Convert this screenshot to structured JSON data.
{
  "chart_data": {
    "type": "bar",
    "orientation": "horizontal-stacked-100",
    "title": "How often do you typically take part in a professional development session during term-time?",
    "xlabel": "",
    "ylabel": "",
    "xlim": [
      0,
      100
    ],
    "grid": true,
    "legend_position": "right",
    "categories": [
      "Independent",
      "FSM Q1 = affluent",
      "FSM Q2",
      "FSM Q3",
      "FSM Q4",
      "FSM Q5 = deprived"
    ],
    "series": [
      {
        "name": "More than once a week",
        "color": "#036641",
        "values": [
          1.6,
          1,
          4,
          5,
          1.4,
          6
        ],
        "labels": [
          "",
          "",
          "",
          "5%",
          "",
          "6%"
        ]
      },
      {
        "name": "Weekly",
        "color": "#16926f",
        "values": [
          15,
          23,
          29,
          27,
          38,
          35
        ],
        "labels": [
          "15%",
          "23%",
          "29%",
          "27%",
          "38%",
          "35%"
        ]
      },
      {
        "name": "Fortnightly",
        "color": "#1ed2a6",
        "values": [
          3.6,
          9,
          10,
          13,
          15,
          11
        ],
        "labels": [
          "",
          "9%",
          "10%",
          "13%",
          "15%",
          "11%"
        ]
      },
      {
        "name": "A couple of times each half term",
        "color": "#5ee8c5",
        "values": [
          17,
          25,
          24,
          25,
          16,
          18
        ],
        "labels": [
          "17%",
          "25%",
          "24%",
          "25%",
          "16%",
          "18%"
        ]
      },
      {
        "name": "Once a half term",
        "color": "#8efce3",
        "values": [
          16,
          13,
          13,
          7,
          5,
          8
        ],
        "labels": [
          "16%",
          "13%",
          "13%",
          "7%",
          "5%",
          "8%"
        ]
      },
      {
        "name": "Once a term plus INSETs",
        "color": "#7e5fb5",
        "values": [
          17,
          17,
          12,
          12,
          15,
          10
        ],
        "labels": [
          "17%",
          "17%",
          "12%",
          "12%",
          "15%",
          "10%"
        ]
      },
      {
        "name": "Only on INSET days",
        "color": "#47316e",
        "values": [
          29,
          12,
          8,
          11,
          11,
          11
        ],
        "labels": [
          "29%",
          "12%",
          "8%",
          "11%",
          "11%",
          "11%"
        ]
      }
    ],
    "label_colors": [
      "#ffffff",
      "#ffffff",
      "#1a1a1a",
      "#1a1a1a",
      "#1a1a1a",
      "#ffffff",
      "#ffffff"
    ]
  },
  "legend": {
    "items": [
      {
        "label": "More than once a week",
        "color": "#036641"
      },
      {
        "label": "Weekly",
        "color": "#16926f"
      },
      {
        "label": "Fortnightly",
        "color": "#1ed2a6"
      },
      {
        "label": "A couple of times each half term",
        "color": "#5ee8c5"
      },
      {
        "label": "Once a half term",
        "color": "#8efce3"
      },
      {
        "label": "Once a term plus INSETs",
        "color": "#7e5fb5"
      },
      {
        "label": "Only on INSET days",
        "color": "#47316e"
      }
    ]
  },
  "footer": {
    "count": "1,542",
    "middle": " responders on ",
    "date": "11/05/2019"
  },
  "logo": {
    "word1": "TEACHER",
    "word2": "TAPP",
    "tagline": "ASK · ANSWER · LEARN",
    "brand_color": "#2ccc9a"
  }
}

- **Problem description**
Copy every line in the records above that contains the word "Fortnightly".

- **Task response**
        "name": "Fortnightly",
        "label": "Fortnightly",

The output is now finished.